-- Start Supplied data --
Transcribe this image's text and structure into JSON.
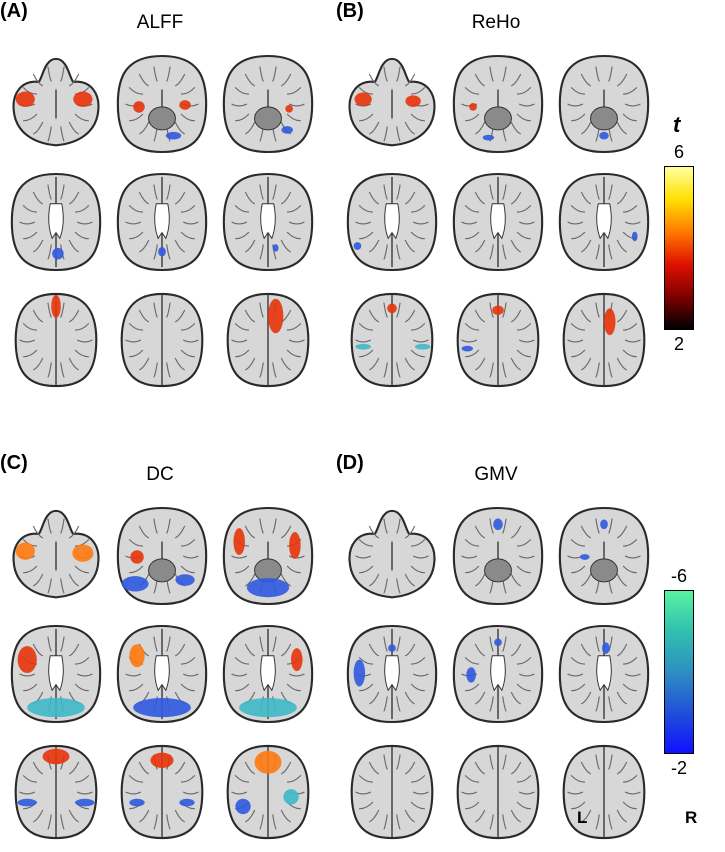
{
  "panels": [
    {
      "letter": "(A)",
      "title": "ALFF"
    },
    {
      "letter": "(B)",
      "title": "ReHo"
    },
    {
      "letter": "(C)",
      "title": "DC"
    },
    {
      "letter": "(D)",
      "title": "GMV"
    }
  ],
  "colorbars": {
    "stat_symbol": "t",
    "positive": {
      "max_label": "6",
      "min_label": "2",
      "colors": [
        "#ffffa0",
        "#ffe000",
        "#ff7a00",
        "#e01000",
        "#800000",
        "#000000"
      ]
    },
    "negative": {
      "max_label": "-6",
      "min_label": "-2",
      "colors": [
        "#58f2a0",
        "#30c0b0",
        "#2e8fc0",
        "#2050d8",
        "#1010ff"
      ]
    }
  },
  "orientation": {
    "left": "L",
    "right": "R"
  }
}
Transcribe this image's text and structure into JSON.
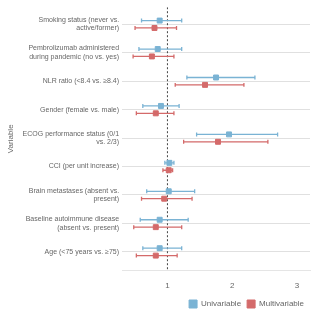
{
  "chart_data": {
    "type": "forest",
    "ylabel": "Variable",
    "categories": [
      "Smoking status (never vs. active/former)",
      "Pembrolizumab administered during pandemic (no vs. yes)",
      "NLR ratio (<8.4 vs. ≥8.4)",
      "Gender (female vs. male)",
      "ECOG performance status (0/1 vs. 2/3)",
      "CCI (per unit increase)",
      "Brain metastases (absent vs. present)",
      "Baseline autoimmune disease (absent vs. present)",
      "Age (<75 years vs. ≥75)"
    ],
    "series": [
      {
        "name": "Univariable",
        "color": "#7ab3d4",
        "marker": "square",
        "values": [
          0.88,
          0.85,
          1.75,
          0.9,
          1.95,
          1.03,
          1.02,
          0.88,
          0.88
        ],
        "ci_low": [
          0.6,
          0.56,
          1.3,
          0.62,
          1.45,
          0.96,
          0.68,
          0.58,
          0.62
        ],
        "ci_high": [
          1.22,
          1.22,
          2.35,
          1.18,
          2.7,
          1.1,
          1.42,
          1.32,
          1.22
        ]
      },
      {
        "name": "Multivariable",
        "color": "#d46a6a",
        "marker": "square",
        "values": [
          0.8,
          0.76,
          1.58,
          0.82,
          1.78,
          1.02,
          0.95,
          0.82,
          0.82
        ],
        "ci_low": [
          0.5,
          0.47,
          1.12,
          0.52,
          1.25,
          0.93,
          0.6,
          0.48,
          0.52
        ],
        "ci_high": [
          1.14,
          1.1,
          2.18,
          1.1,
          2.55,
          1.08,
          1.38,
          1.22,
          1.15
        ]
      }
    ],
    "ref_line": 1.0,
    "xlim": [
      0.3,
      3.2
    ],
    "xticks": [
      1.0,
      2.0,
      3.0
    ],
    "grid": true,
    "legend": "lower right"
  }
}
-- End Supplied data --
Omit every picture, and otherwise quote the entries exactly.

Transcribe this image's text and structure into JSON.
{
  "panels": [
    {
      "letter": "(A)",
      "title": "ALFF"
    },
    {
      "letter": "(B)",
      "title": "ReHo"
    },
    {
      "letter": "(C)",
      "title": "DC"
    },
    {
      "letter": "(D)",
      "title": "GMV"
    }
  ],
  "colorbars": {
    "stat_symbol": "t",
    "positive": {
      "max_label": "6",
      "min_label": "2",
      "colors": [
        "#ffffa0",
        "#ffe000",
        "#ff7a00",
        "#e01000",
        "#800000",
        "#000000"
      ]
    },
    "negative": {
      "max_label": "-6",
      "min_label": "-2",
      "colors": [
        "#58f2a0",
        "#30c0b0",
        "#2e8fc0",
        "#2050d8",
        "#1010ff"
      ]
    }
  },
  "orientation": {
    "left": "L",
    "right": "R"
  }
}
Transcribe this image's text and structure into JSON.
{
  "chart_data": {
    "type": "forest",
    "ylabel": "Variable",
    "categories": [
      "Smoking status (never vs. active/former)",
      "Pembrolizumab administered during pandemic (no vs. yes)",
      "NLR ratio (<8.4 vs. ≥8.4)",
      "Gender (female vs. male)",
      "ECOG performance status (0/1 vs. 2/3)",
      "CCI (per unit increase)",
      "Brain metastases (absent vs. present)",
      "Baseline autoimmune disease (absent vs. present)",
      "Age (<75 years vs. ≥75)"
    ],
    "series": [
      {
        "name": "Univariable",
        "color": "#7ab3d4",
        "marker": "square",
        "values": [
          0.88,
          0.85,
          1.75,
          0.9,
          1.95,
          1.03,
          1.02,
          0.88,
          0.88
        ],
        "ci_low": [
          0.6,
          0.56,
          1.3,
          0.62,
          1.45,
          0.96,
          0.68,
          0.58,
          0.62
        ],
        "ci_high": [
          1.22,
          1.22,
          2.35,
          1.18,
          2.7,
          1.1,
          1.42,
          1.32,
          1.22
        ]
      },
      {
        "name": "Multivariable",
        "color": "#d46a6a",
        "marker": "square",
        "values": [
          0.8,
          0.76,
          1.58,
          0.82,
          1.78,
          1.02,
          0.95,
          0.82,
          0.82
        ],
        "ci_low": [
          0.5,
          0.47,
          1.12,
          0.52,
          1.25,
          0.93,
          0.6,
          0.48,
          0.52
        ],
        "ci_high": [
          1.14,
          1.1,
          2.18,
          1.1,
          2.55,
          1.08,
          1.38,
          1.22,
          1.15
        ]
      }
    ],
    "ref_line": 1.0,
    "xlim": [
      0.3,
      3.2
    ],
    "xticks": [
      1.0,
      2.0,
      3.0
    ],
    "grid": true,
    "legend": "lower right"
  }
}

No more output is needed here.